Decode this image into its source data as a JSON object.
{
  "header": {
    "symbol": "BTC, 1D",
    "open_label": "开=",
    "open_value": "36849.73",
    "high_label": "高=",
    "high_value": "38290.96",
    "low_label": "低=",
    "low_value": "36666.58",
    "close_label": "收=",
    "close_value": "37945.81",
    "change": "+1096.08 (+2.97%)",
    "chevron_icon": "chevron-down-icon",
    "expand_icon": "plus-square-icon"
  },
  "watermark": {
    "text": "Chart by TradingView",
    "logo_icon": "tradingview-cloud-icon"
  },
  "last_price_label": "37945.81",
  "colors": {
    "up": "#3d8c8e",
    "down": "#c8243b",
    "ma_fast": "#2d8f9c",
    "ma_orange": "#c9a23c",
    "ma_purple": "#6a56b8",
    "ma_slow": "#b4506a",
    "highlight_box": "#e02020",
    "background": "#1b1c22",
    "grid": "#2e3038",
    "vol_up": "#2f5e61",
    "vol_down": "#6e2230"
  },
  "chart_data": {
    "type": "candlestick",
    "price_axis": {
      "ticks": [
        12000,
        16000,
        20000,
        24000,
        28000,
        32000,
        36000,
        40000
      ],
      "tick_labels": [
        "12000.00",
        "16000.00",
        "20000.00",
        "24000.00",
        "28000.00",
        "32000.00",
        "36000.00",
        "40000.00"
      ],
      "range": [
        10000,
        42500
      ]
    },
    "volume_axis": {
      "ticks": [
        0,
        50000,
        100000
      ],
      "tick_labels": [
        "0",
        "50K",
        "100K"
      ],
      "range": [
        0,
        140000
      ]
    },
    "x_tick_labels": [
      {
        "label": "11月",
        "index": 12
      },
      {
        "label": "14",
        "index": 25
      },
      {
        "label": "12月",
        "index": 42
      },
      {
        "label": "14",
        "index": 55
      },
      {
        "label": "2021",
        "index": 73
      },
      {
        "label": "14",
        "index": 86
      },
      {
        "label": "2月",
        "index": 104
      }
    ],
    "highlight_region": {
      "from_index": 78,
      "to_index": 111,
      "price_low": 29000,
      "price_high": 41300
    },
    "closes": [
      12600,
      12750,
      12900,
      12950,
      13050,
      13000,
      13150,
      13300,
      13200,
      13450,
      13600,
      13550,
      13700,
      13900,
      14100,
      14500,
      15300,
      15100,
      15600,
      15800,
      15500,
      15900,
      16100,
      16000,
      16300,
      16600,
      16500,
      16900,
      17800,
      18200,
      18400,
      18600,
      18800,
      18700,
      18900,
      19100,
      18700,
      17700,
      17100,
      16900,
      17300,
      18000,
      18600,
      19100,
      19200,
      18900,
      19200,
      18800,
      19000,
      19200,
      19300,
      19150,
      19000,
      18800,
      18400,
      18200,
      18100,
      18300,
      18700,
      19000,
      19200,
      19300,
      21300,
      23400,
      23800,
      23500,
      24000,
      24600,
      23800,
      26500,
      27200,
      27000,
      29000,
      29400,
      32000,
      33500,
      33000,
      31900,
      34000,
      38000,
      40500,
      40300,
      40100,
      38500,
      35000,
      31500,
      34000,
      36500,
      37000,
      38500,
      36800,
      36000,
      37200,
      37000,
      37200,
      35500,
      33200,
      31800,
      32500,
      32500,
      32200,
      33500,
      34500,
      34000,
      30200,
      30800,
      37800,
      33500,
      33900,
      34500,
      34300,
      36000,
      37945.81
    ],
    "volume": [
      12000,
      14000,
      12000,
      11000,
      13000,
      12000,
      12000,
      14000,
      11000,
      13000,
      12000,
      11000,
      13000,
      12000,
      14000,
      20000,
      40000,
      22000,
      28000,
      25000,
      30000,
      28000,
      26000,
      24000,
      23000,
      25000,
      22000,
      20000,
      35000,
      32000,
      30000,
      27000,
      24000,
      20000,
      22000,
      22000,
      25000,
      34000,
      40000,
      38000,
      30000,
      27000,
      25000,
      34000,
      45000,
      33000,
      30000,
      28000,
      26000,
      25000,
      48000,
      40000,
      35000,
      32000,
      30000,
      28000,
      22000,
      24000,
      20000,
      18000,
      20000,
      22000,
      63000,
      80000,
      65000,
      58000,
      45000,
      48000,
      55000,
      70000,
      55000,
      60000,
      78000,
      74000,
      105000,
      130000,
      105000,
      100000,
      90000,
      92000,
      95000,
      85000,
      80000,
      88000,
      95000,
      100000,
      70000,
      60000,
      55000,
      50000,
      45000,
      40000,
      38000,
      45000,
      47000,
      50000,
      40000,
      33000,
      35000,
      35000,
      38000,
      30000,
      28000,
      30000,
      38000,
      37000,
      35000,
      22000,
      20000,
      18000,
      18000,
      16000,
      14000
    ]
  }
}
★ ★ ★
AIM OF THE EXERCISE: Restate the records, all of them, precisely as written.

CORRECT ANSWER:
Decode this image into its source data as a JSON object.
{
  "header": {
    "symbol": "BTC, 1D",
    "open_label": "开=",
    "open_value": "36849.73",
    "high_label": "高=",
    "high_value": "38290.96",
    "low_label": "低=",
    "low_value": "36666.58",
    "close_label": "收=",
    "close_value": "37945.81",
    "change": "+1096.08 (+2.97%)",
    "chevron_icon": "chevron-down-icon",
    "expand_icon": "plus-square-icon"
  },
  "watermark": {
    "text": "Chart by TradingView",
    "logo_icon": "tradingview-cloud-icon"
  },
  "last_price_label": "37945.81",
  "colors": {
    "up": "#3d8c8e",
    "down": "#c8243b",
    "ma_fast": "#2d8f9c",
    "ma_orange": "#c9a23c",
    "ma_purple": "#6a56b8",
    "ma_slow": "#b4506a",
    "highlight_box": "#e02020",
    "background": "#1b1c22",
    "grid": "#2e3038",
    "vol_up": "#2f5e61",
    "vol_down": "#6e2230"
  },
  "chart_data": {
    "type": "candlestick",
    "price_axis": {
      "ticks": [
        12000,
        16000,
        20000,
        24000,
        28000,
        32000,
        36000,
        40000
      ],
      "tick_labels": [
        "12000.00",
        "16000.00",
        "20000.00",
        "24000.00",
        "28000.00",
        "32000.00",
        "36000.00",
        "40000.00"
      ],
      "range": [
        10000,
        42500
      ]
    },
    "volume_axis": {
      "ticks": [
        0,
        50000,
        100000
      ],
      "tick_labels": [
        "0",
        "50K",
        "100K"
      ],
      "range": [
        0,
        140000
      ]
    },
    "x_tick_labels": [
      {
        "label": "11月",
        "index": 12
      },
      {
        "label": "14",
        "index": 25
      },
      {
        "label": "12月",
        "index": 42
      },
      {
        "label": "14",
        "index": 55
      },
      {
        "label": "2021",
        "index": 73
      },
      {
        "label": "14",
        "index": 86
      },
      {
        "label": "2月",
        "index": 104
      }
    ],
    "highlight_region": {
      "from_index": 78,
      "to_index": 111,
      "price_low": 29000,
      "price_high": 41300
    },
    "closes": [
      12600,
      12750,
      12900,
      12950,
      13050,
      13000,
      13150,
      13300,
      13200,
      13450,
      13600,
      13550,
      13700,
      13900,
      14100,
      14500,
      15300,
      15100,
      15600,
      15800,
      15500,
      15900,
      16100,
      16000,
      16300,
      16600,
      16500,
      16900,
      17800,
      18200,
      18400,
      18600,
      18800,
      18700,
      18900,
      19100,
      18700,
      17700,
      17100,
      16900,
      17300,
      18000,
      18600,
      19100,
      19200,
      18900,
      19200,
      18800,
      19000,
      19200,
      19300,
      19150,
      19000,
      18800,
      18400,
      18200,
      18100,
      18300,
      18700,
      19000,
      19200,
      19300,
      21300,
      23400,
      23800,
      23500,
      24000,
      24600,
      23800,
      26500,
      27200,
      27000,
      29000,
      29400,
      32000,
      33500,
      33000,
      31900,
      34000,
      38000,
      40500,
      40300,
      40100,
      38500,
      35000,
      31500,
      34000,
      36500,
      37000,
      38500,
      36800,
      36000,
      37200,
      37000,
      37200,
      35500,
      33200,
      31800,
      32500,
      32500,
      32200,
      33500,
      34500,
      34000,
      30200,
      30800,
      37800,
      33500,
      33900,
      34500,
      34300,
      36000,
      37945.81
    ],
    "volume": [
      12000,
      14000,
      12000,
      11000,
      13000,
      12000,
      12000,
      14000,
      11000,
      13000,
      12000,
      11000,
      13000,
      12000,
      14000,
      20000,
      40000,
      22000,
      28000,
      25000,
      30000,
      28000,
      26000,
      24000,
      23000,
      25000,
      22000,
      20000,
      35000,
      32000,
      30000,
      27000,
      24000,
      20000,
      22000,
      22000,
      25000,
      34000,
      40000,
      38000,
      30000,
      27000,
      25000,
      34000,
      45000,
      33000,
      30000,
      28000,
      26000,
      25000,
      48000,
      40000,
      35000,
      32000,
      30000,
      28000,
      22000,
      24000,
      20000,
      18000,
      20000,
      22000,
      63000,
      80000,
      65000,
      58000,
      45000,
      48000,
      55000,
      70000,
      55000,
      60000,
      78000,
      74000,
      105000,
      130000,
      105000,
      100000,
      90000,
      92000,
      95000,
      85000,
      80000,
      88000,
      95000,
      100000,
      70000,
      60000,
      55000,
      50000,
      45000,
      40000,
      38000,
      45000,
      47000,
      50000,
      40000,
      33000,
      35000,
      35000,
      38000,
      30000,
      28000,
      30000,
      38000,
      37000,
      35000,
      22000,
      20000,
      18000,
      18000,
      16000,
      14000
    ]
  }
}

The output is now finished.